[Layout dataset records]
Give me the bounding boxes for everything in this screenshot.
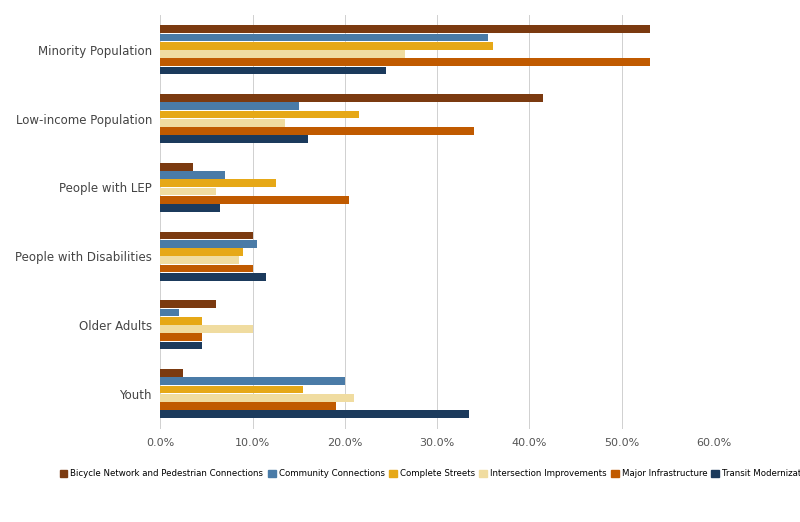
Bar <box>160 256 238 264</box>
Bar <box>160 309 178 316</box>
Bar <box>160 196 350 204</box>
Bar <box>160 204 220 212</box>
Bar <box>160 119 285 127</box>
Bar <box>160 341 202 350</box>
Bar <box>160 232 253 240</box>
Bar <box>160 273 266 281</box>
Legend: Bicycle Network and Pedestrian Connections, Community Connections, Complete Stre: Bicycle Network and Pedestrian Connectio… <box>56 466 800 482</box>
Bar <box>160 265 253 272</box>
Bar <box>160 240 257 248</box>
Bar <box>160 317 202 325</box>
Bar <box>160 50 405 58</box>
Bar <box>160 377 345 385</box>
Bar <box>160 67 386 75</box>
Bar <box>160 163 193 171</box>
Bar <box>160 33 488 41</box>
Bar <box>160 248 243 256</box>
Bar <box>160 325 253 333</box>
Bar <box>160 94 543 102</box>
Bar <box>160 102 298 110</box>
Bar <box>160 300 216 308</box>
Bar <box>160 111 358 118</box>
Bar <box>160 334 202 341</box>
Bar <box>160 25 650 33</box>
Bar <box>160 386 303 394</box>
Bar <box>160 127 474 135</box>
Bar <box>160 187 216 195</box>
Bar <box>160 42 493 50</box>
Bar <box>160 171 225 179</box>
Bar <box>160 135 308 143</box>
Bar <box>160 402 336 410</box>
Bar <box>160 58 650 66</box>
Bar <box>160 394 354 402</box>
Bar <box>160 410 470 418</box>
Bar <box>160 369 183 377</box>
Bar <box>160 180 276 187</box>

WORK TO COMPLETE :: Copy out every line of the records above word for word, omitting the pictures.

ANSWER FOR THE TASK ::
Give me the bounding boxes for everything in this screenshot.
Bar <box>160 256 238 264</box>
Bar <box>160 309 178 316</box>
Bar <box>160 196 350 204</box>
Bar <box>160 204 220 212</box>
Bar <box>160 119 285 127</box>
Bar <box>160 341 202 350</box>
Bar <box>160 232 253 240</box>
Bar <box>160 273 266 281</box>
Legend: Bicycle Network and Pedestrian Connections, Community Connections, Complete Stre: Bicycle Network and Pedestrian Connectio… <box>56 466 800 482</box>
Bar <box>160 265 253 272</box>
Bar <box>160 240 257 248</box>
Bar <box>160 317 202 325</box>
Bar <box>160 50 405 58</box>
Bar <box>160 377 345 385</box>
Bar <box>160 67 386 75</box>
Bar <box>160 163 193 171</box>
Bar <box>160 33 488 41</box>
Bar <box>160 248 243 256</box>
Bar <box>160 325 253 333</box>
Bar <box>160 94 543 102</box>
Bar <box>160 102 298 110</box>
Bar <box>160 300 216 308</box>
Bar <box>160 111 358 118</box>
Bar <box>160 334 202 341</box>
Bar <box>160 25 650 33</box>
Bar <box>160 386 303 394</box>
Bar <box>160 127 474 135</box>
Bar <box>160 187 216 195</box>
Bar <box>160 42 493 50</box>
Bar <box>160 171 225 179</box>
Bar <box>160 135 308 143</box>
Bar <box>160 402 336 410</box>
Bar <box>160 58 650 66</box>
Bar <box>160 394 354 402</box>
Bar <box>160 410 470 418</box>
Bar <box>160 369 183 377</box>
Bar <box>160 180 276 187</box>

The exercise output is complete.